== REQUIRED WORK ==
Reproduce all the entries exactly and keep the pictures out.

○ ○ ○ ○ ○

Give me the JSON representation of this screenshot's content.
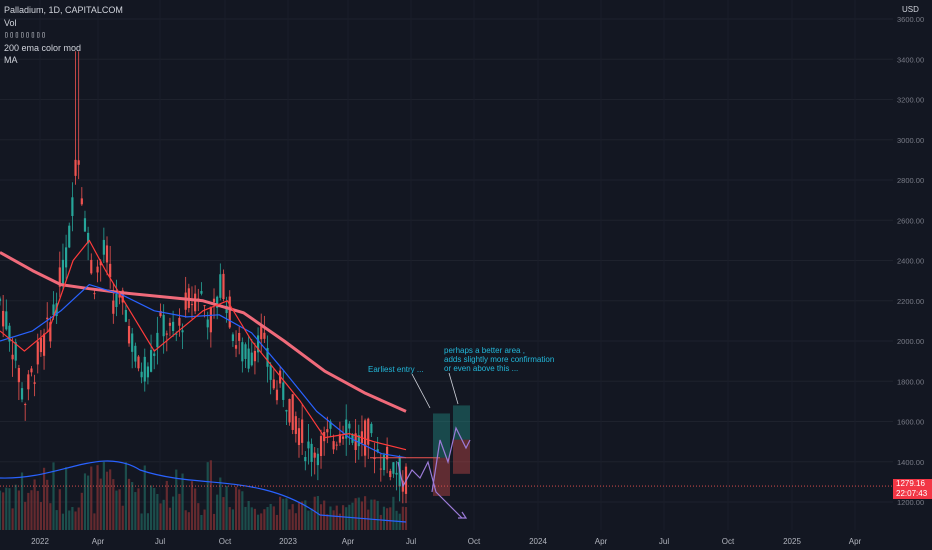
{
  "legend": {
    "symbol": "Palladium, 1D, CAPITALCOM",
    "vol": "Vol",
    "boxes": "▯▯▯▯▯▯▯▯",
    "ema": "200 ema color mod",
    "ma": "MA"
  },
  "currency": "USD",
  "last_price": {
    "price": "1279.16",
    "countdown": "22:07:43",
    "color": "#f23645"
  },
  "annotations": {
    "earliest_entry": "Earliest entry ...",
    "better_area": [
      "perhaps a better area ,",
      "adds slightly more confirmation",
      "or even above this ..."
    ]
  },
  "colors": {
    "background": "#131722",
    "up": "#26a69a",
    "down": "#ef5350",
    "ema200": "#f06a7a",
    "ma_blue": "#2962ff",
    "ma_red": "#ff3b3b",
    "annotation": "#22b7d9",
    "projection": "#9c7bd8"
  },
  "chart_data": {
    "type": "candlestick",
    "x_tick_labels": [
      "2022",
      "Apr",
      "Jul",
      "Oct",
      "2023",
      "Apr",
      "Jul",
      "Oct",
      "2024",
      "Apr",
      "Jul",
      "Oct",
      "2025",
      "Apr"
    ],
    "y_tick_labels": [
      "1200.00",
      "1400.00",
      "1600.00",
      "1800.00",
      "2000.00",
      "2200.00",
      "2400.00",
      "2600.00",
      "2800.00",
      "3000.00",
      "3200.00",
      "3400.00",
      "3600.00"
    ],
    "ylim": [
      1090,
      3660
    ],
    "y_scale": "linear",
    "last_close": 1279.16,
    "key_prices": {
      "2022_spike_high": 3440,
      "2022_march_close_high": 2980,
      "oct_2022_high": 2400,
      "apr_2023_high": 1640,
      "jun_2023_low": 1240,
      "entry_line": 1420,
      "ema200_end": 1650
    },
    "price_path": [
      {
        "t": 0.0,
        "p": 2200
      },
      {
        "t": 0.03,
        "p": 2000
      },
      {
        "t": 0.06,
        "p": 1700
      },
      {
        "t": 0.09,
        "p": 1900
      },
      {
        "t": 0.12,
        "p": 2050
      },
      {
        "t": 0.15,
        "p": 2300
      },
      {
        "t": 0.17,
        "p": 2500
      },
      {
        "t": 0.19,
        "p": 3000
      },
      {
        "t": 0.21,
        "p": 2600
      },
      {
        "t": 0.23,
        "p": 2300
      },
      {
        "t": 0.26,
        "p": 2450
      },
      {
        "t": 0.28,
        "p": 2200
      },
      {
        "t": 0.31,
        "p": 2150
      },
      {
        "t": 0.34,
        "p": 1850
      },
      {
        "t": 0.37,
        "p": 1900
      },
      {
        "t": 0.4,
        "p": 2100
      },
      {
        "t": 0.43,
        "p": 2000
      },
      {
        "t": 0.46,
        "p": 2180
      },
      {
        "t": 0.49,
        "p": 2250
      },
      {
        "t": 0.52,
        "p": 2100
      },
      {
        "t": 0.55,
        "p": 2300
      },
      {
        "t": 0.58,
        "p": 2000
      },
      {
        "t": 0.61,
        "p": 1900
      },
      {
        "t": 0.64,
        "p": 2050
      },
      {
        "t": 0.67,
        "p": 1800
      },
      {
        "t": 0.7,
        "p": 1750
      },
      {
        "t": 0.73,
        "p": 1600
      },
      {
        "t": 0.76,
        "p": 1450
      },
      {
        "t": 0.79,
        "p": 1480
      },
      {
        "t": 0.82,
        "p": 1520
      },
      {
        "t": 0.85,
        "p": 1600
      },
      {
        "t": 0.88,
        "p": 1500
      },
      {
        "t": 0.91,
        "p": 1530
      },
      {
        "t": 0.94,
        "p": 1420
      },
      {
        "t": 0.97,
        "p": 1380
      },
      {
        "t": 1.0,
        "p": 1300
      }
    ],
    "ema200": [
      {
        "t": 0.0,
        "p": 2440
      },
      {
        "t": 0.08,
        "p": 2350
      },
      {
        "t": 0.15,
        "p": 2280
      },
      {
        "t": 0.22,
        "p": 2260
      },
      {
        "t": 0.3,
        "p": 2240
      },
      {
        "t": 0.4,
        "p": 2220
      },
      {
        "t": 0.5,
        "p": 2200
      },
      {
        "t": 0.6,
        "p": 2140
      },
      {
        "t": 0.7,
        "p": 2000
      },
      {
        "t": 0.8,
        "p": 1850
      },
      {
        "t": 0.9,
        "p": 1740
      },
      {
        "t": 1.0,
        "p": 1650
      }
    ],
    "ma_blue": [
      {
        "t": 0.0,
        "p": 2000
      },
      {
        "t": 0.08,
        "p": 2050
      },
      {
        "t": 0.15,
        "p": 2150
      },
      {
        "t": 0.22,
        "p": 2280
      },
      {
        "t": 0.3,
        "p": 2230
      },
      {
        "t": 0.38,
        "p": 2150
      },
      {
        "t": 0.46,
        "p": 2120
      },
      {
        "t": 0.54,
        "p": 2130
      },
      {
        "t": 0.62,
        "p": 2040
      },
      {
        "t": 0.7,
        "p": 1850
      },
      {
        "t": 0.78,
        "p": 1650
      },
      {
        "t": 0.86,
        "p": 1520
      },
      {
        "t": 0.94,
        "p": 1440
      },
      {
        "t": 1.0,
        "p": 1420
      }
    ],
    "ma_red": [
      {
        "t": 0.0,
        "p": 2050
      },
      {
        "t": 0.06,
        "p": 1950
      },
      {
        "t": 0.12,
        "p": 2050
      },
      {
        "t": 0.18,
        "p": 2400
      },
      {
        "t": 0.22,
        "p": 2500
      },
      {
        "t": 0.26,
        "p": 2350
      },
      {
        "t": 0.32,
        "p": 2150
      },
      {
        "t": 0.38,
        "p": 1950
      },
      {
        "t": 0.44,
        "p": 2050
      },
      {
        "t": 0.5,
        "p": 2150
      },
      {
        "t": 0.56,
        "p": 2200
      },
      {
        "t": 0.62,
        "p": 2000
      },
      {
        "t": 0.68,
        "p": 1850
      },
      {
        "t": 0.74,
        "p": 1700
      },
      {
        "t": 0.8,
        "p": 1520
      },
      {
        "t": 0.86,
        "p": 1540
      },
      {
        "t": 0.92,
        "p": 1500
      },
      {
        "t": 1.0,
        "p": 1460
      }
    ],
    "positions": [
      {
        "name": "earliest-entry",
        "entry": 1420,
        "target": 1640,
        "stop": 1230
      },
      {
        "name": "better-area",
        "entry": 1510,
        "target": 1680,
        "stop": 1340
      }
    ]
  }
}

○ ○ ○ ○ ○

== RESULT FOR THIS EXERCISE ==
Give me the JSON representation of this screenshot's content.
{
  "legend": {
    "symbol": "Palladium, 1D, CAPITALCOM",
    "vol": "Vol",
    "boxes": "▯▯▯▯▯▯▯▯",
    "ema": "200 ema color mod",
    "ma": "MA"
  },
  "currency": "USD",
  "last_price": {
    "price": "1279.16",
    "countdown": "22:07:43",
    "color": "#f23645"
  },
  "annotations": {
    "earliest_entry": "Earliest entry ...",
    "better_area": [
      "perhaps a better area ,",
      "adds slightly more confirmation",
      "or even above this ..."
    ]
  },
  "colors": {
    "background": "#131722",
    "up": "#26a69a",
    "down": "#ef5350",
    "ema200": "#f06a7a",
    "ma_blue": "#2962ff",
    "ma_red": "#ff3b3b",
    "annotation": "#22b7d9",
    "projection": "#9c7bd8"
  },
  "chart_data": {
    "type": "candlestick",
    "x_tick_labels": [
      "2022",
      "Apr",
      "Jul",
      "Oct",
      "2023",
      "Apr",
      "Jul",
      "Oct",
      "2024",
      "Apr",
      "Jul",
      "Oct",
      "2025",
      "Apr"
    ],
    "y_tick_labels": [
      "1200.00",
      "1400.00",
      "1600.00",
      "1800.00",
      "2000.00",
      "2200.00",
      "2400.00",
      "2600.00",
      "2800.00",
      "3000.00",
      "3200.00",
      "3400.00",
      "3600.00"
    ],
    "ylim": [
      1090,
      3660
    ],
    "y_scale": "linear",
    "last_close": 1279.16,
    "key_prices": {
      "2022_spike_high": 3440,
      "2022_march_close_high": 2980,
      "oct_2022_high": 2400,
      "apr_2023_high": 1640,
      "jun_2023_low": 1240,
      "entry_line": 1420,
      "ema200_end": 1650
    },
    "price_path": [
      {
        "t": 0.0,
        "p": 2200
      },
      {
        "t": 0.03,
        "p": 2000
      },
      {
        "t": 0.06,
        "p": 1700
      },
      {
        "t": 0.09,
        "p": 1900
      },
      {
        "t": 0.12,
        "p": 2050
      },
      {
        "t": 0.15,
        "p": 2300
      },
      {
        "t": 0.17,
        "p": 2500
      },
      {
        "t": 0.19,
        "p": 3000
      },
      {
        "t": 0.21,
        "p": 2600
      },
      {
        "t": 0.23,
        "p": 2300
      },
      {
        "t": 0.26,
        "p": 2450
      },
      {
        "t": 0.28,
        "p": 2200
      },
      {
        "t": 0.31,
        "p": 2150
      },
      {
        "t": 0.34,
        "p": 1850
      },
      {
        "t": 0.37,
        "p": 1900
      },
      {
        "t": 0.4,
        "p": 2100
      },
      {
        "t": 0.43,
        "p": 2000
      },
      {
        "t": 0.46,
        "p": 2180
      },
      {
        "t": 0.49,
        "p": 2250
      },
      {
        "t": 0.52,
        "p": 2100
      },
      {
        "t": 0.55,
        "p": 2300
      },
      {
        "t": 0.58,
        "p": 2000
      },
      {
        "t": 0.61,
        "p": 1900
      },
      {
        "t": 0.64,
        "p": 2050
      },
      {
        "t": 0.67,
        "p": 1800
      },
      {
        "t": 0.7,
        "p": 1750
      },
      {
        "t": 0.73,
        "p": 1600
      },
      {
        "t": 0.76,
        "p": 1450
      },
      {
        "t": 0.79,
        "p": 1480
      },
      {
        "t": 0.82,
        "p": 1520
      },
      {
        "t": 0.85,
        "p": 1600
      },
      {
        "t": 0.88,
        "p": 1500
      },
      {
        "t": 0.91,
        "p": 1530
      },
      {
        "t": 0.94,
        "p": 1420
      },
      {
        "t": 0.97,
        "p": 1380
      },
      {
        "t": 1.0,
        "p": 1300
      }
    ],
    "ema200": [
      {
        "t": 0.0,
        "p": 2440
      },
      {
        "t": 0.08,
        "p": 2350
      },
      {
        "t": 0.15,
        "p": 2280
      },
      {
        "t": 0.22,
        "p": 2260
      },
      {
        "t": 0.3,
        "p": 2240
      },
      {
        "t": 0.4,
        "p": 2220
      },
      {
        "t": 0.5,
        "p": 2200
      },
      {
        "t": 0.6,
        "p": 2140
      },
      {
        "t": 0.7,
        "p": 2000
      },
      {
        "t": 0.8,
        "p": 1850
      },
      {
        "t": 0.9,
        "p": 1740
      },
      {
        "t": 1.0,
        "p": 1650
      }
    ],
    "ma_blue": [
      {
        "t": 0.0,
        "p": 2000
      },
      {
        "t": 0.08,
        "p": 2050
      },
      {
        "t": 0.15,
        "p": 2150
      },
      {
        "t": 0.22,
        "p": 2280
      },
      {
        "t": 0.3,
        "p": 2230
      },
      {
        "t": 0.38,
        "p": 2150
      },
      {
        "t": 0.46,
        "p": 2120
      },
      {
        "t": 0.54,
        "p": 2130
      },
      {
        "t": 0.62,
        "p": 2040
      },
      {
        "t": 0.7,
        "p": 1850
      },
      {
        "t": 0.78,
        "p": 1650
      },
      {
        "t": 0.86,
        "p": 1520
      },
      {
        "t": 0.94,
        "p": 1440
      },
      {
        "t": 1.0,
        "p": 1420
      }
    ],
    "ma_red": [
      {
        "t": 0.0,
        "p": 2050
      },
      {
        "t": 0.06,
        "p": 1950
      },
      {
        "t": 0.12,
        "p": 2050
      },
      {
        "t": 0.18,
        "p": 2400
      },
      {
        "t": 0.22,
        "p": 2500
      },
      {
        "t": 0.26,
        "p": 2350
      },
      {
        "t": 0.32,
        "p": 2150
      },
      {
        "t": 0.38,
        "p": 1950
      },
      {
        "t": 0.44,
        "p": 2050
      },
      {
        "t": 0.5,
        "p": 2150
      },
      {
        "t": 0.56,
        "p": 2200
      },
      {
        "t": 0.62,
        "p": 2000
      },
      {
        "t": 0.68,
        "p": 1850
      },
      {
        "t": 0.74,
        "p": 1700
      },
      {
        "t": 0.8,
        "p": 1520
      },
      {
        "t": 0.86,
        "p": 1540
      },
      {
        "t": 0.92,
        "p": 1500
      },
      {
        "t": 1.0,
        "p": 1460
      }
    ],
    "positions": [
      {
        "name": "earliest-entry",
        "entry": 1420,
        "target": 1640,
        "stop": 1230
      },
      {
        "name": "better-area",
        "entry": 1510,
        "target": 1680,
        "stop": 1340
      }
    ]
  }
}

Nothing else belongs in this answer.